What is needed:
Write out the full listing exactly as given, minus the images.

Dataset:
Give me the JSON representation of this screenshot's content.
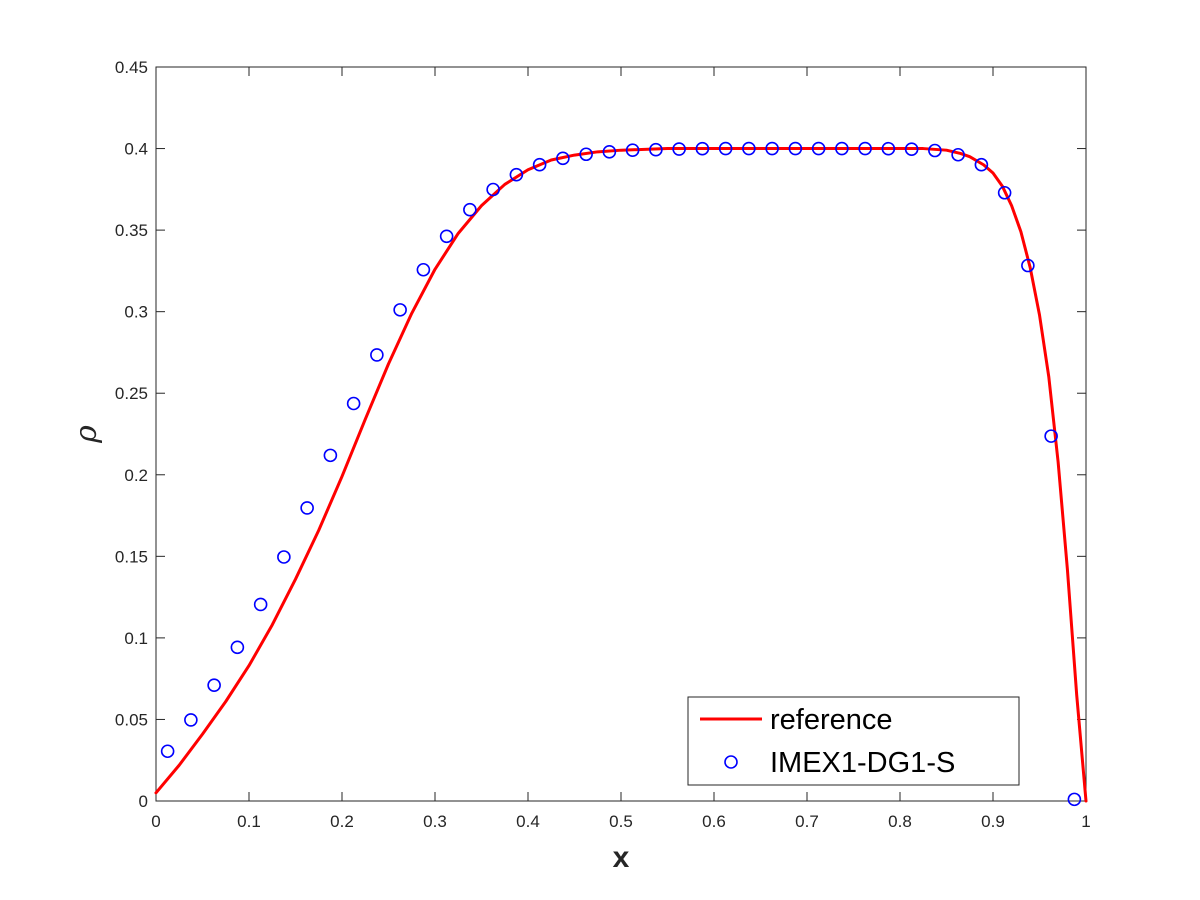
{
  "chart_data": {
    "type": "line",
    "title": "",
    "xlabel": "x",
    "ylabel": "ρ",
    "xlim": [
      0,
      1
    ],
    "ylim": [
      0,
      0.45
    ],
    "xticks": [
      0,
      0.1,
      0.2,
      0.3,
      0.4,
      0.5,
      0.6,
      0.7,
      0.8,
      0.9,
      1
    ],
    "xtick_labels": [
      "0",
      "0.1",
      "0.2",
      "0.3",
      "0.4",
      "0.5",
      "0.6",
      "0.7",
      "0.8",
      "0.9",
      "1"
    ],
    "yticks": [
      0,
      0.05,
      0.1,
      0.15,
      0.2,
      0.25,
      0.3,
      0.35,
      0.4,
      0.45
    ],
    "ytick_labels": [
      "0",
      "0.05",
      "0.1",
      "0.15",
      "0.2",
      "0.25",
      "0.3",
      "0.35",
      "0.4",
      "0.45"
    ],
    "grid": false,
    "legend_position": "bottom-right",
    "series": [
      {
        "name": "reference",
        "style": "line",
        "color": "#ff0000",
        "x": [
          0,
          0.025,
          0.05,
          0.075,
          0.1,
          0.125,
          0.15,
          0.175,
          0.2,
          0.225,
          0.25,
          0.275,
          0.3,
          0.325,
          0.35,
          0.375,
          0.4,
          0.425,
          0.45,
          0.475,
          0.5,
          0.55,
          0.6,
          0.65,
          0.7,
          0.75,
          0.8,
          0.825,
          0.85,
          0.865,
          0.875,
          0.89,
          0.9,
          0.91,
          0.92,
          0.93,
          0.94,
          0.95,
          0.96,
          0.97,
          0.98,
          0.99,
          1
        ],
        "y": [
          0.005,
          0.022,
          0.041,
          0.061,
          0.083,
          0.108,
          0.136,
          0.166,
          0.199,
          0.234,
          0.268,
          0.299,
          0.326,
          0.348,
          0.365,
          0.378,
          0.387,
          0.393,
          0.396,
          0.398,
          0.399,
          0.4,
          0.4,
          0.4,
          0.4,
          0.4,
          0.4,
          0.4,
          0.399,
          0.397,
          0.395,
          0.39,
          0.385,
          0.377,
          0.365,
          0.349,
          0.327,
          0.298,
          0.26,
          0.208,
          0.142,
          0.065,
          0
        ]
      },
      {
        "name": "IMEX1-DG1-S",
        "style": "marker",
        "marker": "circle",
        "color": "#0000ff",
        "x": [
          0.0125,
          0.0375,
          0.0625,
          0.0875,
          0.1125,
          0.1375,
          0.1625,
          0.1875,
          0.2125,
          0.2375,
          0.2625,
          0.2875,
          0.3125,
          0.3375,
          0.3625,
          0.3875,
          0.4125,
          0.4375,
          0.4625,
          0.4875,
          0.5125,
          0.5375,
          0.5625,
          0.5875,
          0.6125,
          0.6375,
          0.6625,
          0.6875,
          0.7125,
          0.7375,
          0.7625,
          0.7875,
          0.8125,
          0.8375,
          0.8625,
          0.8875,
          0.9125,
          0.9375,
          0.9625,
          0.9875
        ],
        "y": [
          0.0305,
          0.0497,
          0.071,
          0.0942,
          0.1205,
          0.1496,
          0.1797,
          0.2119,
          0.2437,
          0.2735,
          0.3011,
          0.3257,
          0.3462,
          0.3625,
          0.3749,
          0.384,
          0.3901,
          0.394,
          0.3965,
          0.398,
          0.399,
          0.3993,
          0.3997,
          0.3999,
          0.4,
          0.4,
          0.4,
          0.4,
          0.4,
          0.4,
          0.4,
          0.3999,
          0.3996,
          0.3988,
          0.3962,
          0.3901,
          0.3729,
          0.3283,
          0.2237,
          0.001
        ]
      }
    ]
  }
}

Answer for this exercise:
Give me the JSON representation of this screenshot's content.
{
  "chart_data": {
    "type": "line",
    "title": "",
    "xlabel": "x",
    "ylabel": "ρ",
    "xlim": [
      0,
      1
    ],
    "ylim": [
      0,
      0.45
    ],
    "xticks": [
      0,
      0.1,
      0.2,
      0.3,
      0.4,
      0.5,
      0.6,
      0.7,
      0.8,
      0.9,
      1
    ],
    "xtick_labels": [
      "0",
      "0.1",
      "0.2",
      "0.3",
      "0.4",
      "0.5",
      "0.6",
      "0.7",
      "0.8",
      "0.9",
      "1"
    ],
    "yticks": [
      0,
      0.05,
      0.1,
      0.15,
      0.2,
      0.25,
      0.3,
      0.35,
      0.4,
      0.45
    ],
    "ytick_labels": [
      "0",
      "0.05",
      "0.1",
      "0.15",
      "0.2",
      "0.25",
      "0.3",
      "0.35",
      "0.4",
      "0.45"
    ],
    "grid": false,
    "legend_position": "bottom-right",
    "series": [
      {
        "name": "reference",
        "style": "line",
        "color": "#ff0000",
        "x": [
          0,
          0.025,
          0.05,
          0.075,
          0.1,
          0.125,
          0.15,
          0.175,
          0.2,
          0.225,
          0.25,
          0.275,
          0.3,
          0.325,
          0.35,
          0.375,
          0.4,
          0.425,
          0.45,
          0.475,
          0.5,
          0.55,
          0.6,
          0.65,
          0.7,
          0.75,
          0.8,
          0.825,
          0.85,
          0.865,
          0.875,
          0.89,
          0.9,
          0.91,
          0.92,
          0.93,
          0.94,
          0.95,
          0.96,
          0.97,
          0.98,
          0.99,
          1
        ],
        "y": [
          0.005,
          0.022,
          0.041,
          0.061,
          0.083,
          0.108,
          0.136,
          0.166,
          0.199,
          0.234,
          0.268,
          0.299,
          0.326,
          0.348,
          0.365,
          0.378,
          0.387,
          0.393,
          0.396,
          0.398,
          0.399,
          0.4,
          0.4,
          0.4,
          0.4,
          0.4,
          0.4,
          0.4,
          0.399,
          0.397,
          0.395,
          0.39,
          0.385,
          0.377,
          0.365,
          0.349,
          0.327,
          0.298,
          0.26,
          0.208,
          0.142,
          0.065,
          0
        ]
      },
      {
        "name": "IMEX1-DG1-S",
        "style": "marker",
        "marker": "circle",
        "color": "#0000ff",
        "x": [
          0.0125,
          0.0375,
          0.0625,
          0.0875,
          0.1125,
          0.1375,
          0.1625,
          0.1875,
          0.2125,
          0.2375,
          0.2625,
          0.2875,
          0.3125,
          0.3375,
          0.3625,
          0.3875,
          0.4125,
          0.4375,
          0.4625,
          0.4875,
          0.5125,
          0.5375,
          0.5625,
          0.5875,
          0.6125,
          0.6375,
          0.6625,
          0.6875,
          0.7125,
          0.7375,
          0.7625,
          0.7875,
          0.8125,
          0.8375,
          0.8625,
          0.8875,
          0.9125,
          0.9375,
          0.9625,
          0.9875
        ],
        "y": [
          0.0305,
          0.0497,
          0.071,
          0.0942,
          0.1205,
          0.1496,
          0.1797,
          0.2119,
          0.2437,
          0.2735,
          0.3011,
          0.3257,
          0.3462,
          0.3625,
          0.3749,
          0.384,
          0.3901,
          0.394,
          0.3965,
          0.398,
          0.399,
          0.3993,
          0.3997,
          0.3999,
          0.4,
          0.4,
          0.4,
          0.4,
          0.4,
          0.4,
          0.4,
          0.3999,
          0.3996,
          0.3988,
          0.3962,
          0.3901,
          0.3729,
          0.3283,
          0.2237,
          0.001
        ]
      }
    ]
  }
}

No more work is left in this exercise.